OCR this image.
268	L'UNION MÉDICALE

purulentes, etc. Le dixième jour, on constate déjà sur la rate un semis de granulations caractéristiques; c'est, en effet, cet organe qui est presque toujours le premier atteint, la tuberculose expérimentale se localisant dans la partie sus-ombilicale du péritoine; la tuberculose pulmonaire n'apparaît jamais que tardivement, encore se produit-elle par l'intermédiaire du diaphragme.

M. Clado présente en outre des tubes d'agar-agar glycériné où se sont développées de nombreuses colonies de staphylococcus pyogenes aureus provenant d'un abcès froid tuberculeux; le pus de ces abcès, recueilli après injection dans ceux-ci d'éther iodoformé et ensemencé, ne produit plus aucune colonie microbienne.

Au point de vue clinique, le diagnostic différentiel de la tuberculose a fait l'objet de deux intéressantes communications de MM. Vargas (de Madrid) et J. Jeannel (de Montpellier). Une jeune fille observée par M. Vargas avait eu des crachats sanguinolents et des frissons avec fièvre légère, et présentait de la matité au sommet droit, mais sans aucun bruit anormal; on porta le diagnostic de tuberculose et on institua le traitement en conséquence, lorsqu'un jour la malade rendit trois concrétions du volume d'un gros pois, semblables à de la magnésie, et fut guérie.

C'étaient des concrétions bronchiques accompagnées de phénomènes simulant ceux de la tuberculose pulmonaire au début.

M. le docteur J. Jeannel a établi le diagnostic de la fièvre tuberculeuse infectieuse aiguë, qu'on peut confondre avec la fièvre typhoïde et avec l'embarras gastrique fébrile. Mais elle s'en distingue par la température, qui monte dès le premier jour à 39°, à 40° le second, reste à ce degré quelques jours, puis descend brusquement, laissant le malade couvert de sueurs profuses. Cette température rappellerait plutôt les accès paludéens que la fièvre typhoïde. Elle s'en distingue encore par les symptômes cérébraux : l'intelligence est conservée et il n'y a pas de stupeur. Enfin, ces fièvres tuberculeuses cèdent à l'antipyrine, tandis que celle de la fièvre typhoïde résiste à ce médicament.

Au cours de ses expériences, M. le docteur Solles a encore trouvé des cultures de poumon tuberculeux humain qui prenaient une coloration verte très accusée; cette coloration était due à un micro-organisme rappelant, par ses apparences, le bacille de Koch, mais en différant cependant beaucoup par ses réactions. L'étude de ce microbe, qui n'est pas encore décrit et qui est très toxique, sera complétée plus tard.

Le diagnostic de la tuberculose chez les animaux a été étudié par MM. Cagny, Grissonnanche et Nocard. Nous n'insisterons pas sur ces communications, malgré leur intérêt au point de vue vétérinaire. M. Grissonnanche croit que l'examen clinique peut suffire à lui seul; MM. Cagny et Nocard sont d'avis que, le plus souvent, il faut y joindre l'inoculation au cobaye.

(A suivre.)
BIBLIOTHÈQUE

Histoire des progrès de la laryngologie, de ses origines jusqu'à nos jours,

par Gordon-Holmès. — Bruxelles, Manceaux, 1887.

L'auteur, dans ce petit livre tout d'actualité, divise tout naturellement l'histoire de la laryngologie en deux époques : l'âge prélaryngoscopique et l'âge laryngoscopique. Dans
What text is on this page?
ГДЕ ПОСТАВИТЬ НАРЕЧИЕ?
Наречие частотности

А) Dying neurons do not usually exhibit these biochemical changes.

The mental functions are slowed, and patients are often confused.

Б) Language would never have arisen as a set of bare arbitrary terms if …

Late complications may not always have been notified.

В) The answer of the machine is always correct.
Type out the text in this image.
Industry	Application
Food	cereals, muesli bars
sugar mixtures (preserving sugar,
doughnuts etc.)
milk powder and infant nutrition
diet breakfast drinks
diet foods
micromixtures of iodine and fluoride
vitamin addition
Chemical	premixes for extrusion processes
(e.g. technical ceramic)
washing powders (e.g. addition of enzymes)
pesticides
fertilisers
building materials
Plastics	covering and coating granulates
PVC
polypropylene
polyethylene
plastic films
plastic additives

------------------------------------

▸ **ASSIGNED TASK**: Search the material above for the string "this". Show every line that holds it.

▸ **TASK SOLUTION**:
OCR this image.
What text is on this page?
Type out the text in this image.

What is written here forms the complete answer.